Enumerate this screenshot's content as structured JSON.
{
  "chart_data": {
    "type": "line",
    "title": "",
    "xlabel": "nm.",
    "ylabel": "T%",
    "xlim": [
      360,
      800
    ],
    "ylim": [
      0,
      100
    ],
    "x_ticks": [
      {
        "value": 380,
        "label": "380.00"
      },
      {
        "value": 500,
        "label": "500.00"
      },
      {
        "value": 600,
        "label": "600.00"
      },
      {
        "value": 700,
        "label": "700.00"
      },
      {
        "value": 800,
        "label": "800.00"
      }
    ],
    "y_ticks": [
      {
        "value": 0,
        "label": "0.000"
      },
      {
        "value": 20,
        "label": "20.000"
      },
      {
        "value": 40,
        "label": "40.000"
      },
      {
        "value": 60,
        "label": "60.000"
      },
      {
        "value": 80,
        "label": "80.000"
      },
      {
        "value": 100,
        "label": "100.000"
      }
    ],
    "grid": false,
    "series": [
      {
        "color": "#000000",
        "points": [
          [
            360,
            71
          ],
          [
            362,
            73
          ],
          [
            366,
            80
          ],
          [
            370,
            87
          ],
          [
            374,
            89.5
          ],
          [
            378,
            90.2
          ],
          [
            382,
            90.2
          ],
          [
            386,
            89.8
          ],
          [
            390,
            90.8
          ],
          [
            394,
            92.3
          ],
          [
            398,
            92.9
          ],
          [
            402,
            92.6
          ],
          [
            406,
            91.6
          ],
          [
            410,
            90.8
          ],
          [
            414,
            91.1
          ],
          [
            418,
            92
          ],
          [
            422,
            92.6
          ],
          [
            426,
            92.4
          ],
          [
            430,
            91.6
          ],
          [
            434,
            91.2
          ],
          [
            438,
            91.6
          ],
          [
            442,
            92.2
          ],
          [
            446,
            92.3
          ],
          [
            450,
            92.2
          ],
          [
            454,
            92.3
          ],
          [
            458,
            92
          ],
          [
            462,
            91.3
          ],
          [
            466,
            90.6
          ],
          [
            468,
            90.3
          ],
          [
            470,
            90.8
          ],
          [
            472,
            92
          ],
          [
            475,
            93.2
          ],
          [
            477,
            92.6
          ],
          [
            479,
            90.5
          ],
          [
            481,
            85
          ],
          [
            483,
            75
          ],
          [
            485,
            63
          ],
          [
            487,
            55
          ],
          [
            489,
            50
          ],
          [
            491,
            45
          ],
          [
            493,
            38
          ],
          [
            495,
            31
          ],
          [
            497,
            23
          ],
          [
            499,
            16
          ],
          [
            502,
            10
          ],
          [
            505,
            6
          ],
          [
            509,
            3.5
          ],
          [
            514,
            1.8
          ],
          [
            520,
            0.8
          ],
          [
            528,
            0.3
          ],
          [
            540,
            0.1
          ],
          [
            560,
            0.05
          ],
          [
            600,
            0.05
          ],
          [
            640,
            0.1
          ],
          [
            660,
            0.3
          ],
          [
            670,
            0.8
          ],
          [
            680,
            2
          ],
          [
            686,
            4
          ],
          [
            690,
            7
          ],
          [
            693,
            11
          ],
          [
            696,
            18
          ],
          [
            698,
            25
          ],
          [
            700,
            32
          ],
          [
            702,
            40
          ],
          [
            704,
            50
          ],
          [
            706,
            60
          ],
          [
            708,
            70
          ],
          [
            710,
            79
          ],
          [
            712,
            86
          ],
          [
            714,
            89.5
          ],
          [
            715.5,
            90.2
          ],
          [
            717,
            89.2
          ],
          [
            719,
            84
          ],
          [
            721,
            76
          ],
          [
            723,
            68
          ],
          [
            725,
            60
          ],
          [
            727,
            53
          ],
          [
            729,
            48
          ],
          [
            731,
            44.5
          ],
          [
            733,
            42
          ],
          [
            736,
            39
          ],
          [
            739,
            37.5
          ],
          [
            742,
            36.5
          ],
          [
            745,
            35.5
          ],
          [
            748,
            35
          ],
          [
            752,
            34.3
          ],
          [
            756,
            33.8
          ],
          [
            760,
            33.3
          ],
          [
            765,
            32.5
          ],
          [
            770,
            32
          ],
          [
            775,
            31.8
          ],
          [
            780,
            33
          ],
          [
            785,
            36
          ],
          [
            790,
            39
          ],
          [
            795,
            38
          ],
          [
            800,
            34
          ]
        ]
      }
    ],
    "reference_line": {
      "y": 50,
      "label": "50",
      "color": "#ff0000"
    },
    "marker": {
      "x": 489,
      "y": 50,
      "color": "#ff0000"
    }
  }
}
• • • •
Of all the lines in the data above, state how many include "value". Say only the number.

OUTPUT FOR THIS TASK »
11